### Exercise details
Examine each line of the data. Copy those that contain the string "partner".

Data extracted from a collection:
########################################

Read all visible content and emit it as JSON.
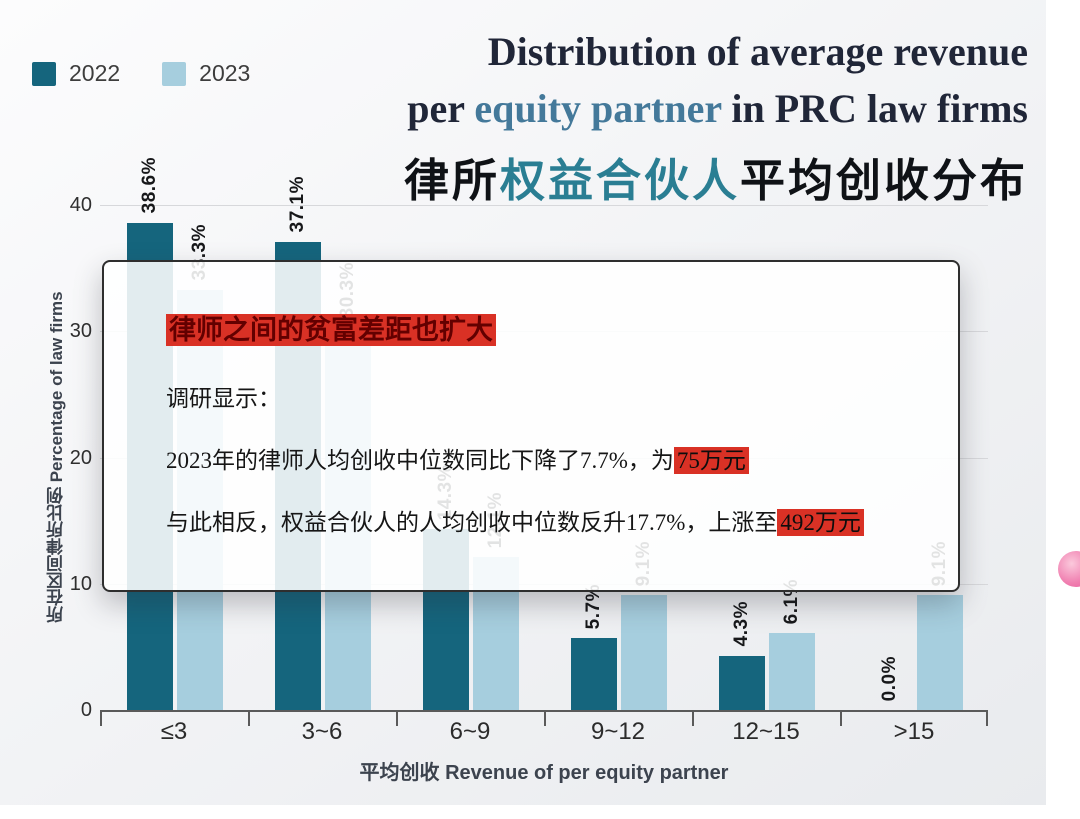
{
  "legend": {
    "items": [
      {
        "label": "2022",
        "color": "#15657d"
      },
      {
        "label": "2023",
        "color": "#a6cede"
      }
    ]
  },
  "title": {
    "line1": "Distribution of average revenue",
    "line2_pre": "per ",
    "line2_highlight": "equity partner",
    "line2_post": " in PRC law firms",
    "cn_pre": "律所",
    "cn_highlight": "权益合伙人",
    "cn_post": "平均创收分布"
  },
  "chart_data": {
    "type": "bar",
    "categories": [
      "≤3",
      "3~6",
      "6~9",
      "9~12",
      "12~15",
      ">15"
    ],
    "series": [
      {
        "name": "2022",
        "color": "#15657d",
        "values": [
          38.6,
          37.1,
          14.3,
          5.7,
          4.3,
          0.0
        ]
      },
      {
        "name": "2023",
        "color": "#a6cede",
        "values": [
          33.3,
          30.3,
          12.1,
          9.1,
          6.1,
          9.1
        ]
      }
    ],
    "title": "Distribution of average revenue per equity partner in PRC law firms 律所权益合伙人平均创收分布",
    "xlabel": "平均创收 Revenue of per equity partner",
    "ylabel": "所在区间律所比例 Percentage of law firms",
    "ylim": [
      0,
      40
    ],
    "yticks": [
      0,
      10,
      20,
      30,
      40
    ],
    "grid": true,
    "legend_position": "top-left",
    "value_label_format": "0.0%"
  },
  "popup": {
    "title": "律师之间的贫富差距也扩大",
    "line1": "调研显示：",
    "line2_pre": "2023年的律师人均创收中位数同比下降了7.7%，为",
    "line2_highlight": "75万元",
    "line3_pre": "与此相反，权益合伙人的人均创收中位数反升17.7%，上涨至",
    "line3_highlight": "492万元"
  }
}
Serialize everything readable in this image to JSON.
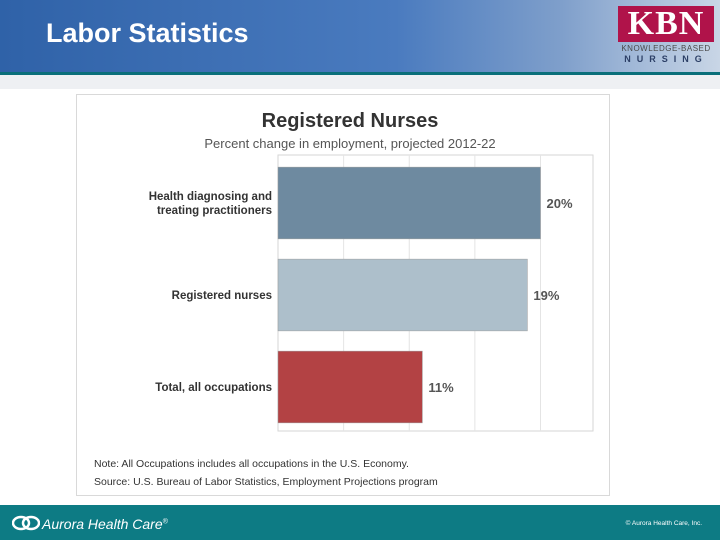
{
  "slide": {
    "title": "Labor Statistics"
  },
  "logo": {
    "main": "KBN",
    "line1": "KNOWLEDGE-BASED",
    "line2": "NURSING"
  },
  "footer": {
    "brand": "Aurora Health Care",
    "brand_mark": "®",
    "copyright": "© Aurora Health Care, Inc."
  },
  "colors": {
    "header_blue": "#2f62a8",
    "footer_teal": "#0d7b84",
    "logo_magenta": "#b0134a"
  },
  "chart_data": {
    "type": "bar",
    "orientation": "horizontal",
    "title": "Registered Nurses",
    "subtitle": "Percent change in employment, projected 2012-22",
    "categories": [
      "Health diagnosing and treating practitioners",
      "Registered nurses",
      "Total, all occupations"
    ],
    "values": [
      20,
      19,
      11
    ],
    "value_labels": [
      "20%",
      "19%",
      "11%"
    ],
    "bar_colors": [
      "#6e8aa0",
      "#adbfcb",
      "#b34244"
    ],
    "xlim": [
      0,
      24
    ],
    "grid": true,
    "note": "Note: All Occupations includes all occupations in the U.S. Economy.",
    "source": "Source: U.S. Bureau of Labor Statistics, Employment Projections program"
  }
}
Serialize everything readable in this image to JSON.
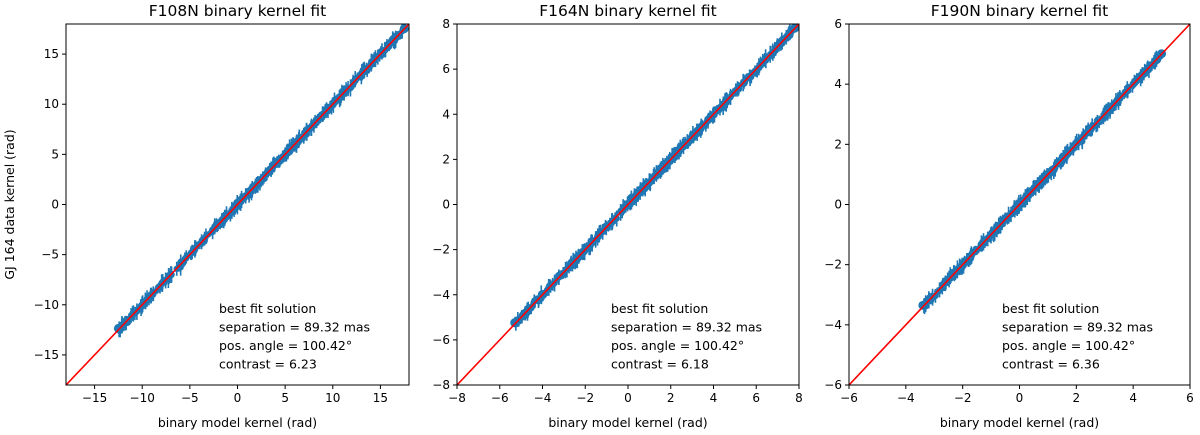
{
  "chart_data": [
    {
      "type": "scatter",
      "title": "F108N binary kernel fit",
      "xlabel": "binary model kernel (rad)",
      "ylabel": "GJ 164 data kernel (rad)",
      "xlim": [
        -18,
        18
      ],
      "ylim": [
        -18,
        18
      ],
      "xticks": [
        -15,
        -10,
        -5,
        0,
        5,
        10,
        15
      ],
      "yticks": [
        -15,
        -10,
        -5,
        0,
        5,
        10,
        15
      ],
      "xtick_labels": [
        "−15",
        "−10",
        "−5",
        "0",
        "5",
        "10",
        "15"
      ],
      "ytick_labels": [
        "−15",
        "−10",
        "−5",
        "0",
        "5",
        "10",
        "15"
      ],
      "data_range": [
        -12.5,
        17.5
      ],
      "model_line": {
        "slope": 1,
        "intercept": 0,
        "color": "#ff0000"
      },
      "points_color": "#1f77b4",
      "annotation": [
        "best fit solution",
        "separation = 89.32 mas",
        "pos. angle = 100.42°",
        "contrast = 6.23"
      ]
    },
    {
      "type": "scatter",
      "title": "F164N binary kernel fit",
      "xlabel": "binary model kernel (rad)",
      "ylabel": "",
      "xlim": [
        -8,
        8
      ],
      "ylim": [
        -8,
        8
      ],
      "xticks": [
        -8,
        -6,
        -4,
        -2,
        0,
        2,
        4,
        6,
        8
      ],
      "yticks": [
        -8,
        -6,
        -4,
        -2,
        0,
        2,
        4,
        6,
        8
      ],
      "xtick_labels": [
        "−8",
        "−6",
        "−4",
        "−2",
        "0",
        "2",
        "4",
        "6",
        "8"
      ],
      "ytick_labels": [
        "−8",
        "−6",
        "−4",
        "−2",
        "0",
        "2",
        "4",
        "6",
        "8"
      ],
      "data_range": [
        -5.3,
        7.8
      ],
      "model_line": {
        "slope": 1,
        "intercept": 0,
        "color": "#ff0000"
      },
      "points_color": "#1f77b4",
      "annotation": [
        "best fit solution",
        "separation = 89.32 mas",
        "pos. angle = 100.42°",
        "contrast = 6.18"
      ]
    },
    {
      "type": "scatter",
      "title": "F190N binary kernel fit",
      "xlabel": "binary model kernel (rad)",
      "ylabel": "",
      "xlim": [
        -6,
        6
      ],
      "ylim": [
        -6,
        6
      ],
      "xticks": [
        -6,
        -4,
        -2,
        0,
        2,
        4,
        6
      ],
      "yticks": [
        -6,
        -4,
        -2,
        0,
        2,
        4,
        6
      ],
      "xtick_labels": [
        "−6",
        "−4",
        "−2",
        "0",
        "2",
        "4",
        "6"
      ],
      "ytick_labels": [
        "−6",
        "−4",
        "−2",
        "0",
        "2",
        "4",
        "6"
      ],
      "data_range": [
        -3.4,
        5.0
      ],
      "model_line": {
        "slope": 1,
        "intercept": 0,
        "color": "#ff0000"
      },
      "points_color": "#1f77b4",
      "annotation": [
        "best fit solution",
        "separation = 89.32 mas",
        "pos. angle = 100.42°",
        "contrast   = 6.36"
      ]
    }
  ]
}
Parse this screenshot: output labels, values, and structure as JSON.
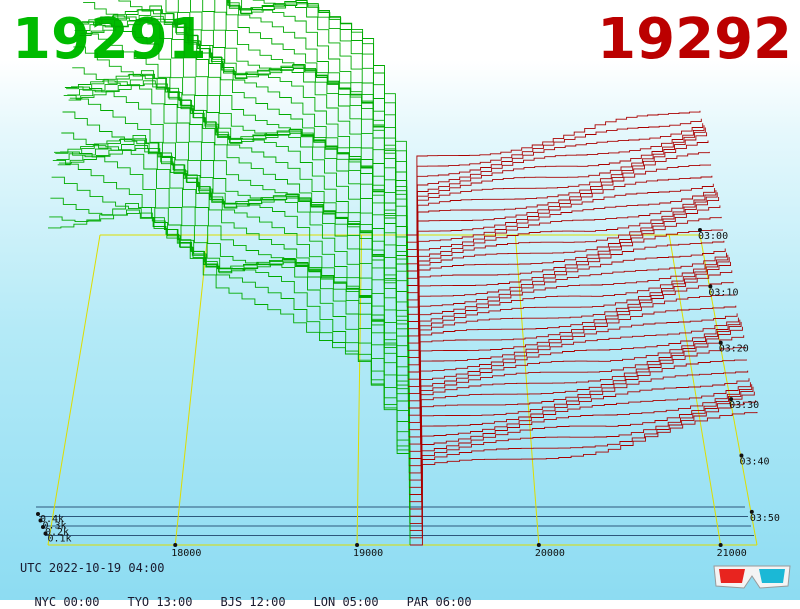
{
  "header": {
    "bid_price": "19291",
    "ask_price": "19292",
    "bid_color": "#00bb00",
    "ask_color": "#bb0000"
  },
  "footer": {
    "utc": "UTC 2022-10-19 04:00",
    "zones": [
      {
        "label": "NYC 00:00"
      },
      {
        "label": "TYO 13:00"
      },
      {
        "label": "BJS 12:00"
      },
      {
        "label": "LON 05:00"
      },
      {
        "label": "PAR 06:00"
      }
    ]
  },
  "glasses_icon": "3d-glasses-icon",
  "chart_data": {
    "type": "area",
    "x_ticks": [
      "18000",
      "19000",
      "20000",
      "21000"
    ],
    "x_tick_values": [
      18000,
      19000,
      20000,
      21000
    ],
    "xlim": [
      17300,
      21200
    ],
    "mid_price": 19291.5,
    "z_ticks": [
      "0.1k",
      "0.2k",
      "0.3k",
      "0.4k"
    ],
    "z_tick_values": [
      100,
      200,
      300,
      400
    ],
    "time_ticks": [
      "03:00",
      "03:10",
      "03:20",
      "03:30",
      "03:40",
      "03:50"
    ],
    "time_tick_values": [
      0,
      10,
      20,
      30,
      40,
      50
    ],
    "time_range": [
      0,
      55
    ],
    "series": [
      {
        "side": "bid",
        "color": "#00aa00"
      },
      {
        "side": "ask",
        "color": "#aa0000"
      }
    ],
    "bid_depth_profile": [
      {
        "price": 17300,
        "volume": 355
      },
      {
        "price": 17750,
        "volume": 352
      },
      {
        "price": 18200,
        "volume": 262
      },
      {
        "price": 18600,
        "volume": 255
      },
      {
        "price": 19000,
        "volume": 200
      },
      {
        "price": 19200,
        "volume": 120
      },
      {
        "price": 19291.5,
        "volume": 0
      }
    ],
    "ask_depth_profile": [
      {
        "price": 19291.5,
        "volume": 0
      },
      {
        "price": 19350,
        "volume": 80
      },
      {
        "price": 19800,
        "volume": 90
      },
      {
        "price": 20400,
        "volume": 105
      },
      {
        "price": 20900,
        "volume": 125
      },
      {
        "price": 21200,
        "volume": 138
      }
    ],
    "grid": true
  }
}
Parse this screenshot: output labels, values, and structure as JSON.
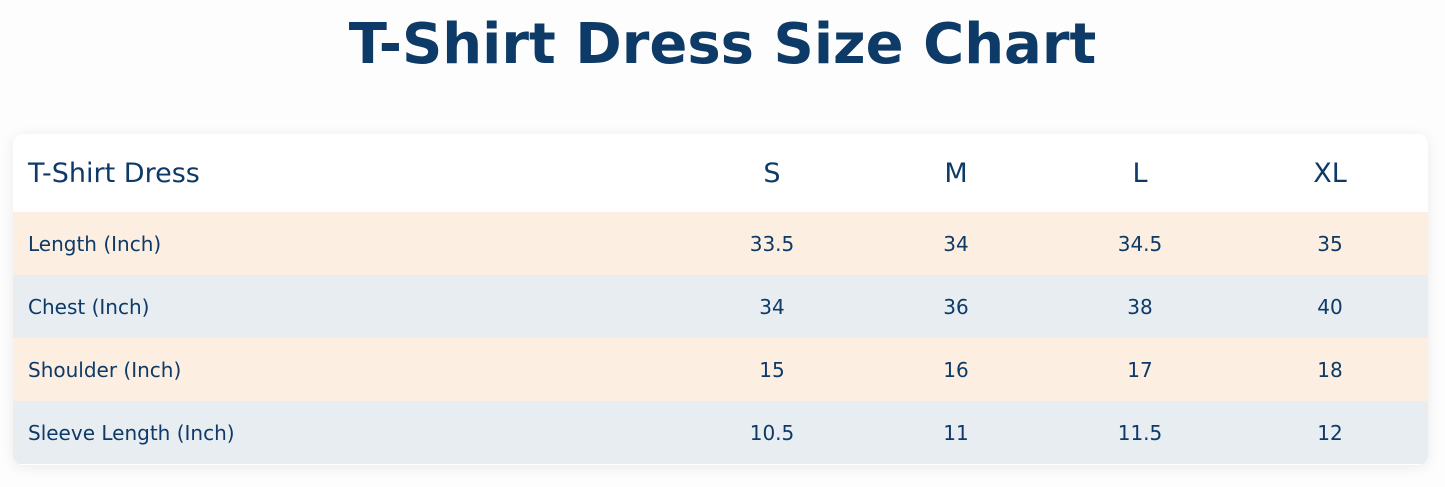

########################################

### Task output
    "line2_highlight": "equity partner",
    "title": "Distribution of average revenue per equity partner in PRC law firms 律所权益合伙人平均创收分布",
    "xlabel": "平均创收 Revenue of per equity partner",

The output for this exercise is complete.